## Given instruction
Show every line in the records below that contains the word "échelle".

## Supplied material
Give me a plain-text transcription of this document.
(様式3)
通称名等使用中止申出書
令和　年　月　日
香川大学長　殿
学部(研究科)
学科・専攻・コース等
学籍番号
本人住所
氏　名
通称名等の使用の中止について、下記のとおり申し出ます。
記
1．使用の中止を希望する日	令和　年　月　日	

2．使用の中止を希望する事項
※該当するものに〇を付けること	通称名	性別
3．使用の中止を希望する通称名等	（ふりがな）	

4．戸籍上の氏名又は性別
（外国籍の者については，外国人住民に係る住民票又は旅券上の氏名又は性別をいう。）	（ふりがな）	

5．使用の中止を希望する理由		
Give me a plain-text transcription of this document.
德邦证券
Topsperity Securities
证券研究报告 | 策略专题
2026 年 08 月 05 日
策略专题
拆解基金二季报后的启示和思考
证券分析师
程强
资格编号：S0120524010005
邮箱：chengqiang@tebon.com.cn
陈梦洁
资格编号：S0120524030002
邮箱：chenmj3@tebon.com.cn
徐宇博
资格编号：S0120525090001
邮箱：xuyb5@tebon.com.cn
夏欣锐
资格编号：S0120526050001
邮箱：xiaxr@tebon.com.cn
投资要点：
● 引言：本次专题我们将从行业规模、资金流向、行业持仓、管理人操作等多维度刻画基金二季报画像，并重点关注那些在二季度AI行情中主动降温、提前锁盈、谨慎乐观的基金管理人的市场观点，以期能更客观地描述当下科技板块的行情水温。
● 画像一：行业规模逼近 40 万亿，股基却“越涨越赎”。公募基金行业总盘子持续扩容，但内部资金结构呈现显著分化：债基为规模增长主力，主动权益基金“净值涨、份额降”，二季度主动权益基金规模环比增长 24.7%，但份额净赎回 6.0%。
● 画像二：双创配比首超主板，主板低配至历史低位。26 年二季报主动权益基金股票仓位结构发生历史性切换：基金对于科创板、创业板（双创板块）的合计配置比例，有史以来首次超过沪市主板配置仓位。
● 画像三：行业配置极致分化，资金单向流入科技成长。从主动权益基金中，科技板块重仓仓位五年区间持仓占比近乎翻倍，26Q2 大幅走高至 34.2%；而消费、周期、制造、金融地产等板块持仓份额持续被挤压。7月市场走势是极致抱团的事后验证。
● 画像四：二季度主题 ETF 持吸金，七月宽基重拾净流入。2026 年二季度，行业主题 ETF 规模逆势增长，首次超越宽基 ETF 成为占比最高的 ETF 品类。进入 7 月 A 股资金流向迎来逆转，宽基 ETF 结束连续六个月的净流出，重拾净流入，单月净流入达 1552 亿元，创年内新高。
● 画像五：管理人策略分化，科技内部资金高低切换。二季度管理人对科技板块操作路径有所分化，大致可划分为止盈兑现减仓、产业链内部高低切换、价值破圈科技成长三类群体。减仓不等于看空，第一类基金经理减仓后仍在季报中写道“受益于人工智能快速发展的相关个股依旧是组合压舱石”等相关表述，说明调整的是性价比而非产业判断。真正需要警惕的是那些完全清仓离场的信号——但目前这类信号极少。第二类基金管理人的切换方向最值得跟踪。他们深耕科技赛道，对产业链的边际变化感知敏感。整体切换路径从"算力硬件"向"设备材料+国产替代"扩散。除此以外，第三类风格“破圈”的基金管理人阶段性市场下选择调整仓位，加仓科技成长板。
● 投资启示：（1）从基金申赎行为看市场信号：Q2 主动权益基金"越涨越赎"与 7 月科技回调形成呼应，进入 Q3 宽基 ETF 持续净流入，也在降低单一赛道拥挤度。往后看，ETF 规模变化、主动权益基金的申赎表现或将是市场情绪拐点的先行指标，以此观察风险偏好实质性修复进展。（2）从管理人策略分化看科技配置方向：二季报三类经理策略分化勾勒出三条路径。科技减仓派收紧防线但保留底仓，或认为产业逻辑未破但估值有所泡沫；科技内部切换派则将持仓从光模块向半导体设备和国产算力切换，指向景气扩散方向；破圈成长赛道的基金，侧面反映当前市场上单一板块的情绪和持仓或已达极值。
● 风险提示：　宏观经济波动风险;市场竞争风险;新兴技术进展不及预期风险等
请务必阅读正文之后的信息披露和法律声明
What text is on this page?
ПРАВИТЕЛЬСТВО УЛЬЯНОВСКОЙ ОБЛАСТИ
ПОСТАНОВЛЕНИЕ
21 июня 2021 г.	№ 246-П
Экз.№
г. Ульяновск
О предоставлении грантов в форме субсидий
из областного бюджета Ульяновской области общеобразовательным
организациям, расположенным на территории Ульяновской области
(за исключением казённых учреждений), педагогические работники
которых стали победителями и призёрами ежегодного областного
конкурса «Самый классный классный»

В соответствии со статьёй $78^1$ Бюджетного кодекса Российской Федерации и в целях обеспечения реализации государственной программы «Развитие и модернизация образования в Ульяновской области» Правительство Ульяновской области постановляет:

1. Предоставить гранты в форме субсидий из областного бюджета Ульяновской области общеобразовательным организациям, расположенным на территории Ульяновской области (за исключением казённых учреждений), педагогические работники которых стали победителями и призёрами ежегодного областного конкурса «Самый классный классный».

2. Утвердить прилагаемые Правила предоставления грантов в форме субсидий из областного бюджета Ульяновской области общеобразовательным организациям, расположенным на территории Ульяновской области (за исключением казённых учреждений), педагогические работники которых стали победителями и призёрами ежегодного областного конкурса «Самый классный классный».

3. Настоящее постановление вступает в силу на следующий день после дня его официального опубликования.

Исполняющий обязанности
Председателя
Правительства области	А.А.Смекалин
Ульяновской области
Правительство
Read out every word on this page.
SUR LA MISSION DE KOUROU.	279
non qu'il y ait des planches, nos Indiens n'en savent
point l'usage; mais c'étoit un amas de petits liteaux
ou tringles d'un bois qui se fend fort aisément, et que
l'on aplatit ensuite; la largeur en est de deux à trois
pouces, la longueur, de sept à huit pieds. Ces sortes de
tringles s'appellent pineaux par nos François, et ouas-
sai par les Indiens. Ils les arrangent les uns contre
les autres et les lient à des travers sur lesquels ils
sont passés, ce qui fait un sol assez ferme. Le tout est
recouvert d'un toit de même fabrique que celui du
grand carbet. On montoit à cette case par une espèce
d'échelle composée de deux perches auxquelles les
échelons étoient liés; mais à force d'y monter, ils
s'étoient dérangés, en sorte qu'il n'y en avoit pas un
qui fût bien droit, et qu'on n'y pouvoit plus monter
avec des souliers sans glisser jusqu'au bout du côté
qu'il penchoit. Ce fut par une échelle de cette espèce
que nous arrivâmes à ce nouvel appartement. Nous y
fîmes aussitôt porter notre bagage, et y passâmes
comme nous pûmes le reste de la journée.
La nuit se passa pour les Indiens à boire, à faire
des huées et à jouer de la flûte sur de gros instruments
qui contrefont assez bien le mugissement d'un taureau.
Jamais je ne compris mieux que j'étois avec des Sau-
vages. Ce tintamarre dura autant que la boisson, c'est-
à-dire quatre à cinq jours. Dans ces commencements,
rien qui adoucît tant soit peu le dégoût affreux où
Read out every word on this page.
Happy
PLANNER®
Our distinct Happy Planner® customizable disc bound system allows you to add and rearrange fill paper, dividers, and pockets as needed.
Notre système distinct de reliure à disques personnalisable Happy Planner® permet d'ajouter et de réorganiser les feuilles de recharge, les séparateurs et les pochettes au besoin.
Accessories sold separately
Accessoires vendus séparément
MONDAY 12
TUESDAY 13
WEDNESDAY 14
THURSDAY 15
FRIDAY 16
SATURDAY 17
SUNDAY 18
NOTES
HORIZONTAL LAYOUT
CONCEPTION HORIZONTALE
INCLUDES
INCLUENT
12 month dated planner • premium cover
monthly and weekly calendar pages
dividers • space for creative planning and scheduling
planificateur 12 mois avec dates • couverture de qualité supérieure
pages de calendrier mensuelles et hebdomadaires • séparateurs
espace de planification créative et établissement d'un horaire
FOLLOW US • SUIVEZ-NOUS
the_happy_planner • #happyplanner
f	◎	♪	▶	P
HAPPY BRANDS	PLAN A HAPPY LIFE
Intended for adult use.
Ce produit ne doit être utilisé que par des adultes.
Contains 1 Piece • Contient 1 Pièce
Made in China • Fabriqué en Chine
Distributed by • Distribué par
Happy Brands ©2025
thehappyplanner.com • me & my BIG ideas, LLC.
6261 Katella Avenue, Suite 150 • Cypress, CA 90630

## Response for this exercise
d'échelle composée de deux perches auxquelles les
qu'il penchoit. Ce fut par une échelle de cette espèce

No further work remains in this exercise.